--- WHAT THE EXERCISE ASKS ---
Omit the images, then output each of the records below exactly.

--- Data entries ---
- - - - -

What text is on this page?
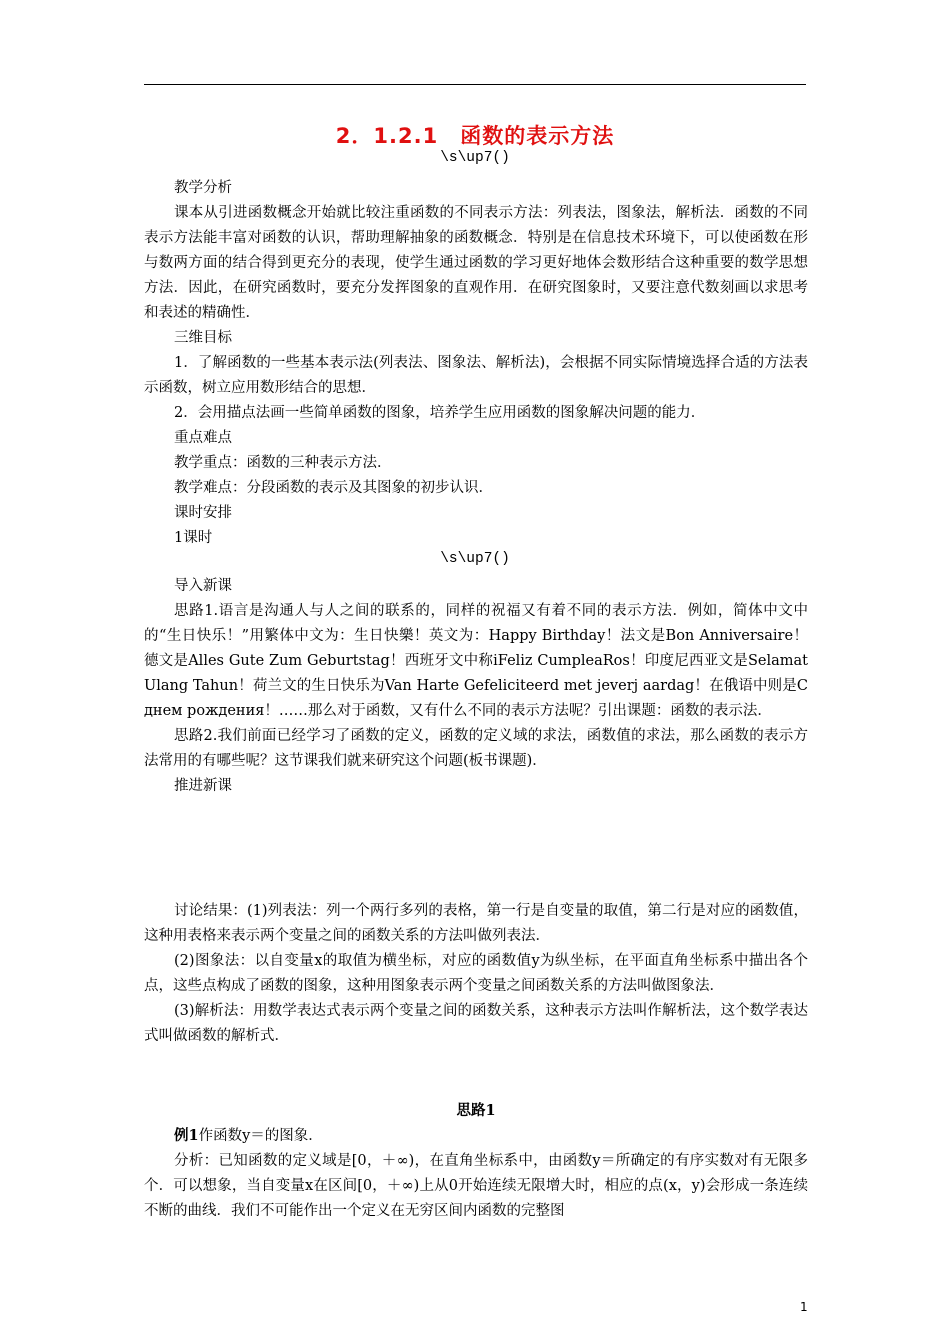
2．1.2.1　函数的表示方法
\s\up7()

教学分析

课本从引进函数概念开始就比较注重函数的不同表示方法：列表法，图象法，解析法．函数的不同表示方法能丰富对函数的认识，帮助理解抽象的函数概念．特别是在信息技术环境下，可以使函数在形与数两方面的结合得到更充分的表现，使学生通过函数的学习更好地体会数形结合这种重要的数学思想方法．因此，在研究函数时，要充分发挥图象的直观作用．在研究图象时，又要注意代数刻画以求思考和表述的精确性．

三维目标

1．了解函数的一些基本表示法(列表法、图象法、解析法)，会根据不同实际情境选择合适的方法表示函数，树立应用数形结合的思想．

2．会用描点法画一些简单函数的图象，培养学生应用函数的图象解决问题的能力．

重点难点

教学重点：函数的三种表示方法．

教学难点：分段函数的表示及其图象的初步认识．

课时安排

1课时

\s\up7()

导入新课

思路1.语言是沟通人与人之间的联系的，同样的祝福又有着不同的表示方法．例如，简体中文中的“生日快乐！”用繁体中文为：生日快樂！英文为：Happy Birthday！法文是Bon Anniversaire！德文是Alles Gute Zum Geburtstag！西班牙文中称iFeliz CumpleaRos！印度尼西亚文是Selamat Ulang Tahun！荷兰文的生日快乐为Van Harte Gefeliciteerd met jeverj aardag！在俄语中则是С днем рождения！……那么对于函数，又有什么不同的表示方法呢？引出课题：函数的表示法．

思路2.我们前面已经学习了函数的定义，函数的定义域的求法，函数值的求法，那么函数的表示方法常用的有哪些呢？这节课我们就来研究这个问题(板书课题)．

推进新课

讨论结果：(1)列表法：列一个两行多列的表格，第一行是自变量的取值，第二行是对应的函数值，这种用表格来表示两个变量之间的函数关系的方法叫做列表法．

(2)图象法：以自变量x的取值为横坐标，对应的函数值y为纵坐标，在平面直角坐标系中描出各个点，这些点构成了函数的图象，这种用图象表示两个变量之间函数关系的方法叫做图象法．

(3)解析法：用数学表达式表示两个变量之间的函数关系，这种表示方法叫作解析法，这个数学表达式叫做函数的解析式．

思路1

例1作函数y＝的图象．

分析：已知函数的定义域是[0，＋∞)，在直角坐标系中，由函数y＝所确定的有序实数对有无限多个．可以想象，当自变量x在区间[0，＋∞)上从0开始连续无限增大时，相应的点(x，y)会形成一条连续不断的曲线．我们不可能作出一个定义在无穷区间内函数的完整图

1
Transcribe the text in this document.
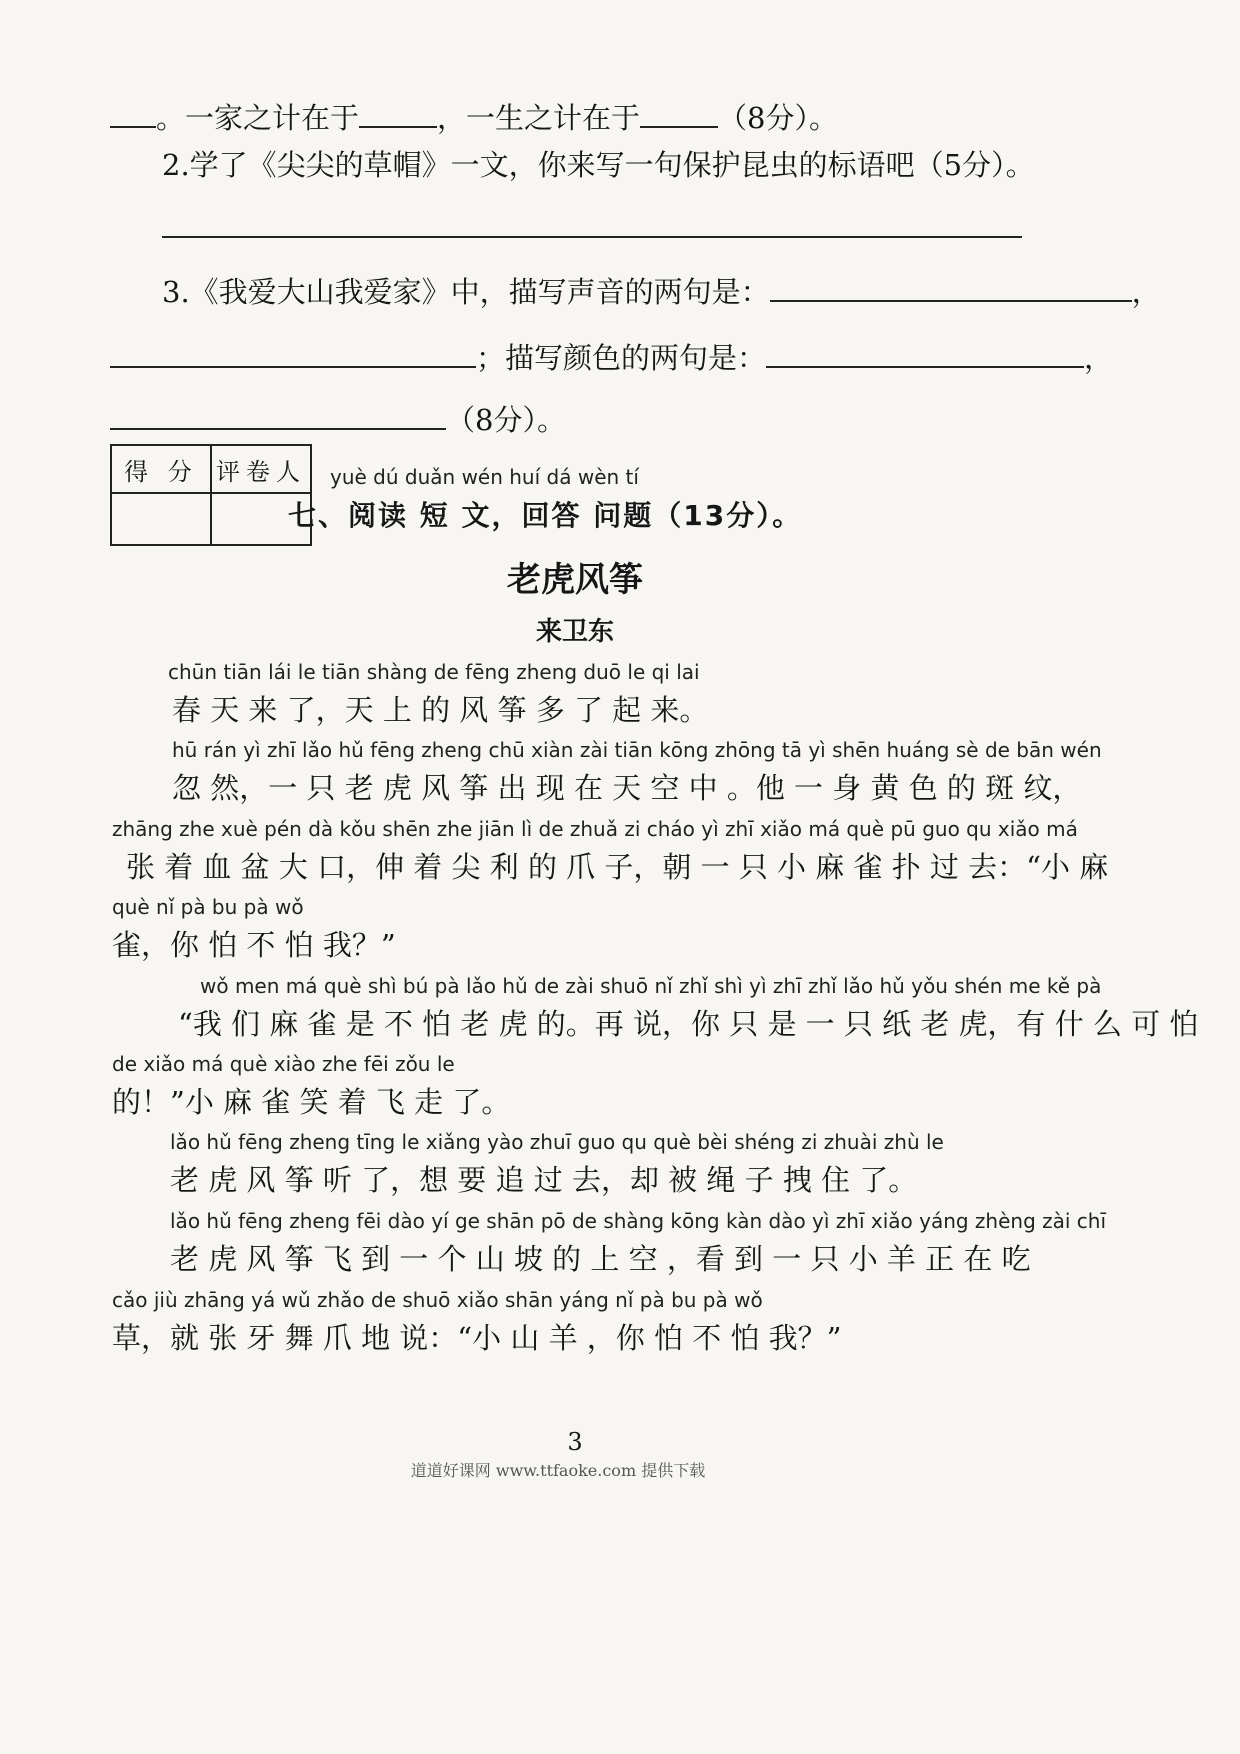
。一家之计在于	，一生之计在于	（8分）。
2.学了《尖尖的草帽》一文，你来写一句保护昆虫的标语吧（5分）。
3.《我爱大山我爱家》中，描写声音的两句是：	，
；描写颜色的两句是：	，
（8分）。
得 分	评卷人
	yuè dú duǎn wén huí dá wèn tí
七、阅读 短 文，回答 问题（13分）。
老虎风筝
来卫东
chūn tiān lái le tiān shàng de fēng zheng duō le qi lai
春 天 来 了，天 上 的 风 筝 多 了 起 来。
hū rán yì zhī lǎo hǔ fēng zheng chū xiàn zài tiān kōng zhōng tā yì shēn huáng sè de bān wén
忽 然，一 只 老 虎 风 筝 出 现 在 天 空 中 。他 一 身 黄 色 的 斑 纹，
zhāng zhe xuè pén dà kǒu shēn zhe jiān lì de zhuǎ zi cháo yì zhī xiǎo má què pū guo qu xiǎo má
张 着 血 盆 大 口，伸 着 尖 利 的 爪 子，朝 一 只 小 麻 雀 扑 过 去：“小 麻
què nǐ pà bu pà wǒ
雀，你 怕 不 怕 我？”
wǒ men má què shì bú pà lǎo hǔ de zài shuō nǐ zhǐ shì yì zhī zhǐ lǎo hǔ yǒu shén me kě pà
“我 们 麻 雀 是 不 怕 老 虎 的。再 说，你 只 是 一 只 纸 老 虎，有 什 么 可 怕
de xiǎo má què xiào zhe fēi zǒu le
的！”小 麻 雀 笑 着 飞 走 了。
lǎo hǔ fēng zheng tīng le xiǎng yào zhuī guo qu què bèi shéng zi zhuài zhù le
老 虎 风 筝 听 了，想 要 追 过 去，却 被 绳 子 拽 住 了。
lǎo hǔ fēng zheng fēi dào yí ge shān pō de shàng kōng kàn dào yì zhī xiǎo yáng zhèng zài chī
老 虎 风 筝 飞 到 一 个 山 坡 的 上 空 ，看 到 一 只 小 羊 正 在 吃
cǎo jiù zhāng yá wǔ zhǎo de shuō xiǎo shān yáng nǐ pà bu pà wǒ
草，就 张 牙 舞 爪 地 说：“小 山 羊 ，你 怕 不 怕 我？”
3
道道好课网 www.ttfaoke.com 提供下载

- - - - -

--- EXERCISE RESULT ---
What text is on this page?
2．1.2.1　函数的表示方法
\s\up7()

教学分析

课本从引进函数概念开始就比较注重函数的不同表示方法：列表法，图象法，解析法．函数的不同表示方法能丰富对函数的认识，帮助理解抽象的函数概念．特别是在信息技术环境下，可以使函数在形与数两方面的结合得到更充分的表现，使学生通过函数的学习更好地体会数形结合这种重要的数学思想方法．因此，在研究函数时，要充分发挥图象的直观作用．在研究图象时，又要注意代数刻画以求思考和表述的精确性．

三维目标

1．了解函数的一些基本表示法(列表法、图象法、解析法)，会根据不同实际情境选择合适的方法表示函数，树立应用数形结合的思想．

2．会用描点法画一些简单函数的图象，培养学生应用函数的图象解决问题的能力．

重点难点

教学重点：函数的三种表示方法．

教学难点：分段函数的表示及其图象的初步认识．

课时安排

1课时

\s\up7()

导入新课

思路1.语言是沟通人与人之间的联系的，同样的祝福又有着不同的表示方法．例如，简体中文中的“生日快乐！”用繁体中文为：生日快樂！英文为：Happy Birthday！法文是Bon Anniversaire！德文是Alles Gute Zum Geburtstag！西班牙文中称iFeliz CumpleaRos！印度尼西亚文是Selamat Ulang Tahun！荷兰文的生日快乐为Van Harte Gefeliciteerd met jeverj aardag！在俄语中则是С днем рождения！……那么对于函数，又有什么不同的表示方法呢？引出课题：函数的表示法．

思路2.我们前面已经学习了函数的定义，函数的定义域的求法，函数值的求法，那么函数的表示方法常用的有哪些呢？这节课我们就来研究这个问题(板书课题)．

推进新课

讨论结果：(1)列表法：列一个两行多列的表格，第一行是自变量的取值，第二行是对应的函数值，这种用表格来表示两个变量之间的函数关系的方法叫做列表法．

(2)图象法：以自变量x的取值为横坐标，对应的函数值y为纵坐标，在平面直角坐标系中描出各个点，这些点构成了函数的图象，这种用图象表示两个变量之间函数关系的方法叫做图象法．

(3)解析法：用数学表达式表示两个变量之间的函数关系，这种表示方法叫作解析法，这个数学表达式叫做函数的解析式．

思路1

例1作函数y＝的图象．

分析：已知函数的定义域是[0，＋∞)，在直角坐标系中，由函数y＝所确定的有序实数对有无限多个．可以想象，当自变量x在区间[0，＋∞)上从0开始连续无限增大时，相应的点(x，y)会形成一条连续不断的曲线．我们不可能作出一个定义在无穷区间内函数的完整图

1
Transcribe the text in this document.
。一家之计在于	，一生之计在于	（8分）。
2.学了《尖尖的草帽》一文，你来写一句保护昆虫的标语吧（5分）。
3.《我爱大山我爱家》中，描写声音的两句是：	，
；描写颜色的两句是：	，
（8分）。
得 分	评卷人
	yuè dú duǎn wén huí dá wèn tí
七、阅读 短 文，回答 问题（13分）。
老虎风筝
来卫东
chūn tiān lái le tiān shàng de fēng zheng duō le qi lai
春 天 来 了，天 上 的 风 筝 多 了 起 来。
hū rán yì zhī lǎo hǔ fēng zheng chū xiàn zài tiān kōng zhōng tā yì shēn huáng sè de bān wén
忽 然，一 只 老 虎 风 筝 出 现 在 天 空 中 。他 一 身 黄 色 的 斑 纹，
zhāng zhe xuè pén dà kǒu shēn zhe jiān lì de zhuǎ zi cháo yì zhī xiǎo má què pū guo qu xiǎo má
张 着 血 盆 大 口，伸 着 尖 利 的 爪 子，朝 一 只 小 麻 雀 扑 过 去：“小 麻
què nǐ pà bu pà wǒ
雀，你 怕 不 怕 我？”
wǒ men má què shì bú pà lǎo hǔ de zài shuō nǐ zhǐ shì yì zhī zhǐ lǎo hǔ yǒu shén me kě pà
“我 们 麻 雀 是 不 怕 老 虎 的。再 说，你 只 是 一 只 纸 老 虎，有 什 么 可 怕
de xiǎo má què xiào zhe fēi zǒu le
的！”小 麻 雀 笑 着 飞 走 了。
lǎo hǔ fēng zheng tīng le xiǎng yào zhuī guo qu què bèi shéng zi zhuài zhù le
老 虎 风 筝 听 了，想 要 追 过 去，却 被 绳 子 拽 住 了。
lǎo hǔ fēng zheng fēi dào yí ge shān pō de shàng kōng kàn dào yì zhī xiǎo yáng zhèng zài chī
老 虎 风 筝 飞 到 一 个 山 坡 的 上 空 ，看 到 一 只 小 羊 正 在 吃
cǎo jiù zhāng yá wǔ zhǎo de shuō xiǎo shān yáng nǐ pà bu pà wǒ
草，就 张 牙 舞 爪 地 说：“小 山 羊 ，你 怕 不 怕 我？”
3
道道好课网 www.ttfaoke.com 提供下载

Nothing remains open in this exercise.